Transcribe all the records exactly and omit any images they hold.

# # #

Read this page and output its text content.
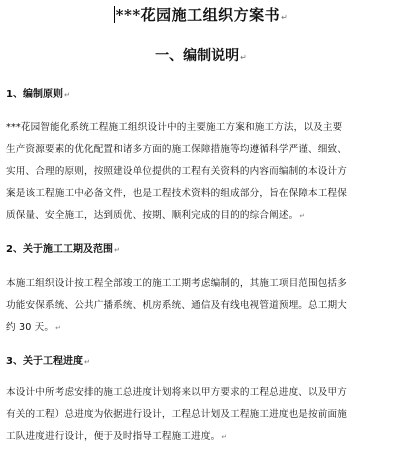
***花园施工组织方案书↵
一、编制说明↵
1、编制原则↵
***花园智能化系统工程施工组织设计中的主要施工方案和施工方法，以及主要
生产资源要素的优化配置和诸多方面的施工保障措施等均遵循科学严谨、细致、
实用、合理的原则，按照建设单位提供的工程有关资料的内容而编制的本设计方
案是该工程施工中必备文件，也是工程技术资料的组成部分，旨在保障本工程保
质保量、安全施工，达到质优、按期、顺利完成的目的的综合阐述。↵
2、关于施工工期及范围↵
本施工组织设计按工程全部竣工的施工工期考虑编制的，其施工项目范围包括多
功能安保系统、公共广播系统、机房系统、通信及有线电视管道预埋。总工期大
约 30 天。↵
3、关于工程进度↵
本设计中所考虑安排的施工总进度计划将来以甲方要求的工程总进度、以及甲方
有关的工程）总进度为依据进行设计，工程总计划及工程施工进度也是按前面施
工队进度进行设计，便于及时指导工程施工进度。↵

# # #

» EXERCISE SOLUTION
Read this page and output its text content.
***花园施工组织方案书↵
一、编制说明↵
1、编制原则↵
***花园智能化系统工程施工组织设计中的主要施工方案和施工方法，以及主要
生产资源要素的优化配置和诸多方面的施工保障措施等均遵循科学严谨、细致、
实用、合理的原则，按照建设单位提供的工程有关资料的内容而编制的本设计方
案是该工程施工中必备文件，也是工程技术资料的组成部分，旨在保障本工程保
质保量、安全施工，达到质优、按期、顺利完成的目的的综合阐述。↵
2、关于施工工期及范围↵
本施工组织设计按工程全部竣工的施工工期考虑编制的，其施工项目范围包括多
功能安保系统、公共广播系统、机房系统、通信及有线电视管道预埋。总工期大
约 30 天。↵
3、关于工程进度↵
本设计中所考虑安排的施工总进度计划将来以甲方要求的工程总进度、以及甲方
有关的工程）总进度为依据进行设计，工程总计划及工程施工进度也是按前面施
工队进度进行设计，便于及时指导工程施工进度。↵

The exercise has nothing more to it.